Tally the lines with the word "Accounts" and report the number alone.

-------- ENTRIES PROVIDED

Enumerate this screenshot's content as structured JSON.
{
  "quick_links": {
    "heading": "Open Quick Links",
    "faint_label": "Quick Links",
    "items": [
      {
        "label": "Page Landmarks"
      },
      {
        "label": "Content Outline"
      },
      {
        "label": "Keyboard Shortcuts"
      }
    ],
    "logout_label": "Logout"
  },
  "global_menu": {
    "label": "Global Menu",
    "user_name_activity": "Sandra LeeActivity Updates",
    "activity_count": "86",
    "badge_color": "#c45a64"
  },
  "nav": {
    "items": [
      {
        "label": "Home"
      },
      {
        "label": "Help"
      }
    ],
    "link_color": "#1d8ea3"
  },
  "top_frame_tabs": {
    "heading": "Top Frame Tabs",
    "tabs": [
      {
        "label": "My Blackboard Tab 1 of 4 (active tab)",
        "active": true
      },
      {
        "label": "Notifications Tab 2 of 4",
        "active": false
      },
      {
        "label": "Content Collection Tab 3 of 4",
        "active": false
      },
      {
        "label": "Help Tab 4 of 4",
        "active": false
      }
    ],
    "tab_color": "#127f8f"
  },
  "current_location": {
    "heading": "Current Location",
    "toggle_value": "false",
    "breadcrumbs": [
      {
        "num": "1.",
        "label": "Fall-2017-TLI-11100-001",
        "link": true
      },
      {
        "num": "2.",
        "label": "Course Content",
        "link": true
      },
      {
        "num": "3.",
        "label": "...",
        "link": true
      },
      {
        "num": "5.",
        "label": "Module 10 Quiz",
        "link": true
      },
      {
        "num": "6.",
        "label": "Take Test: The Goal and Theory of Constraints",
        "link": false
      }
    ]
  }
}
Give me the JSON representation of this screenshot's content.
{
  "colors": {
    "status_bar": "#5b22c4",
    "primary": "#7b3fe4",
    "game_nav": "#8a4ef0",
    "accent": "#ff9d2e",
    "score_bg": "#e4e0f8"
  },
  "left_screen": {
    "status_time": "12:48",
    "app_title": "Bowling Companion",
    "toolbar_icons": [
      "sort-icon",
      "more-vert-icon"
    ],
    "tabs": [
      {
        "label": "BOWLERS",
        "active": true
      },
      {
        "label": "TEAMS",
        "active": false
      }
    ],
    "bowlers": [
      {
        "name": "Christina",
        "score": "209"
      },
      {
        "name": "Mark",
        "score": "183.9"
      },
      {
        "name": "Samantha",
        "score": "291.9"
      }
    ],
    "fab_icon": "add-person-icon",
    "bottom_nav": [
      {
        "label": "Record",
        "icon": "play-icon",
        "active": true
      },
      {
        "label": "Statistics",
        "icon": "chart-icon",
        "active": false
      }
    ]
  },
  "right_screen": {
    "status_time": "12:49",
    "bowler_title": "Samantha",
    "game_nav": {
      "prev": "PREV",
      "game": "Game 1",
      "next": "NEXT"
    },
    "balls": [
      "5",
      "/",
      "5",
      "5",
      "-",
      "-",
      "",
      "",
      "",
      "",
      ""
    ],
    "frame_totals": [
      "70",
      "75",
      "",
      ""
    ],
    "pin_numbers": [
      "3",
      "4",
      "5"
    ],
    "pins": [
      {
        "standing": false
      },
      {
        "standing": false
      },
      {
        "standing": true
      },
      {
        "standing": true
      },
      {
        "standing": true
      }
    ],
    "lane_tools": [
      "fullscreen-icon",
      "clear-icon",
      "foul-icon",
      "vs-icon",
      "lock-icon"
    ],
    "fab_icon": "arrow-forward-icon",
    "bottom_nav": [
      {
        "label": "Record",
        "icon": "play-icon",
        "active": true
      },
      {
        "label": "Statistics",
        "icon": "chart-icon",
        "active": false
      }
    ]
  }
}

----------------
-------- ENTRIES PROVIDED

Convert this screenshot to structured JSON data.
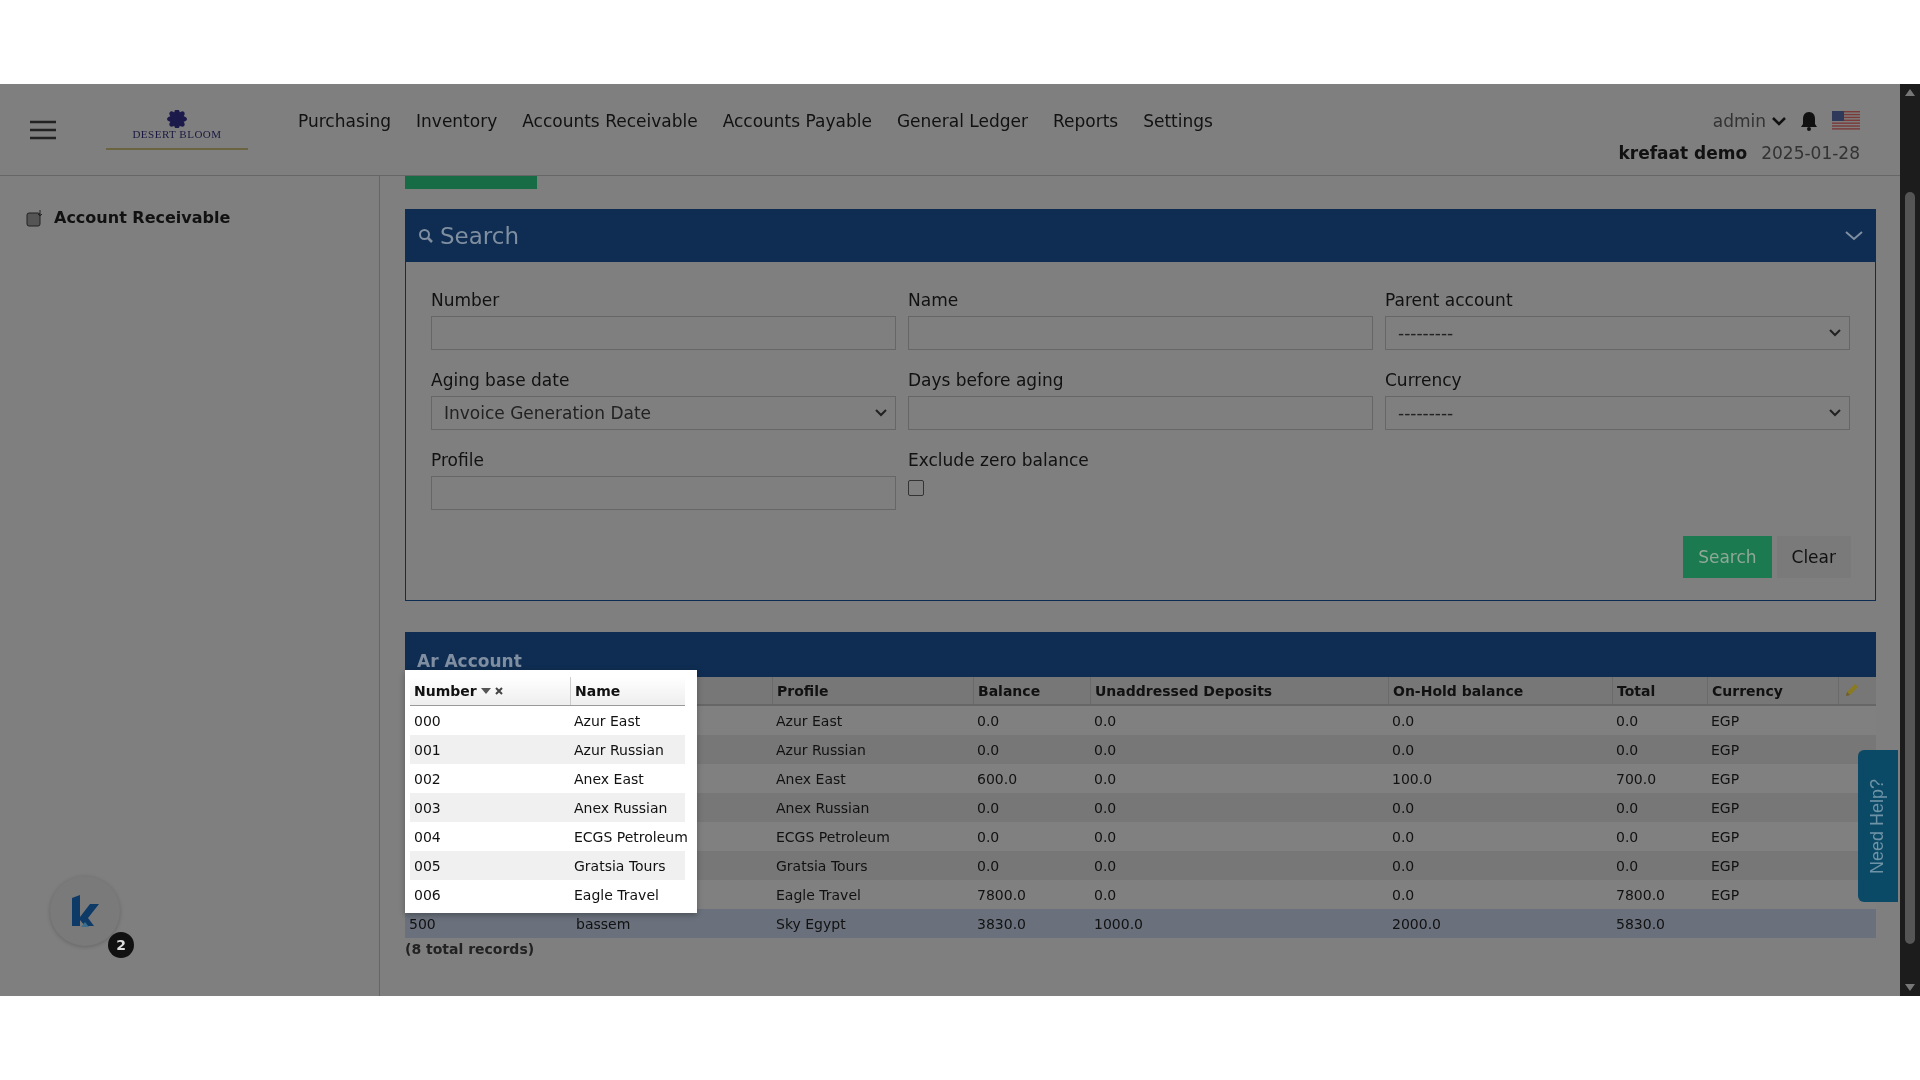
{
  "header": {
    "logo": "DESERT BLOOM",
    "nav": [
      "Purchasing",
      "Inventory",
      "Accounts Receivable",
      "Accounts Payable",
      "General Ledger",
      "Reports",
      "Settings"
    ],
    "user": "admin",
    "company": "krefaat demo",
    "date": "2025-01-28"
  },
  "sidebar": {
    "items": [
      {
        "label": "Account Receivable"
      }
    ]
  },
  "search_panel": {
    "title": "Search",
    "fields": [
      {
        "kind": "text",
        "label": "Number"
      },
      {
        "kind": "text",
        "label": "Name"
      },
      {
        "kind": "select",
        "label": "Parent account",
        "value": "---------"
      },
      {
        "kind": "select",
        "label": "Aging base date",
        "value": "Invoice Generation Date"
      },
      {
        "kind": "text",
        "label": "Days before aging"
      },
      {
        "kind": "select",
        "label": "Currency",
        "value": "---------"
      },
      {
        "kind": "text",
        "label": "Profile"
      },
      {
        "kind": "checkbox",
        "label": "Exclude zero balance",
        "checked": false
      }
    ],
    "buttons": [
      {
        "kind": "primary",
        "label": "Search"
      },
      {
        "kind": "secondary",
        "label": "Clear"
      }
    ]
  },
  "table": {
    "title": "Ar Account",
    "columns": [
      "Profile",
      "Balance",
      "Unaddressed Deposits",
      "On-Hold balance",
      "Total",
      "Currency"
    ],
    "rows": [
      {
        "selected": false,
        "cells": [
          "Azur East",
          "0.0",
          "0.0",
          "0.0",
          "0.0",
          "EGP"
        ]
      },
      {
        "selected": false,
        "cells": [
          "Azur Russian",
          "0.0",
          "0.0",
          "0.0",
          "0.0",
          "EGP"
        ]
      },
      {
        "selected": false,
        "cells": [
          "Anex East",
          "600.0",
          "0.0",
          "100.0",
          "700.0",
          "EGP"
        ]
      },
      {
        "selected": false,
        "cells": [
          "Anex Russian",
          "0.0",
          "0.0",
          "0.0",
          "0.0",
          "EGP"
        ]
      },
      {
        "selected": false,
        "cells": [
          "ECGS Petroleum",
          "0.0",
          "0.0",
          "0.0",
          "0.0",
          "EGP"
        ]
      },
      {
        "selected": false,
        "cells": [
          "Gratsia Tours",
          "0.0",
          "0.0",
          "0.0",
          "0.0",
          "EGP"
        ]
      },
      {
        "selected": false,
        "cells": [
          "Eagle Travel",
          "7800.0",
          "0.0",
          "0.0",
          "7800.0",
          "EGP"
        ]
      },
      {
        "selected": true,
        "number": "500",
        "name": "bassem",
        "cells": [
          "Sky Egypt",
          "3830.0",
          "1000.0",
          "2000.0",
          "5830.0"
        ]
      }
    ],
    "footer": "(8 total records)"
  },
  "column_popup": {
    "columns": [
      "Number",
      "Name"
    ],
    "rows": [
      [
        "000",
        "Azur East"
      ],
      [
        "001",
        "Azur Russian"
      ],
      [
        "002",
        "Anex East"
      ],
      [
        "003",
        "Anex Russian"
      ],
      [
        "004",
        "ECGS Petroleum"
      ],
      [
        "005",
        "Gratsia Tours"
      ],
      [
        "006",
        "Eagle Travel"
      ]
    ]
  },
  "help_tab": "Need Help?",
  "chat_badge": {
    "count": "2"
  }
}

----------------

__PROBLEM SOLUTION__: 2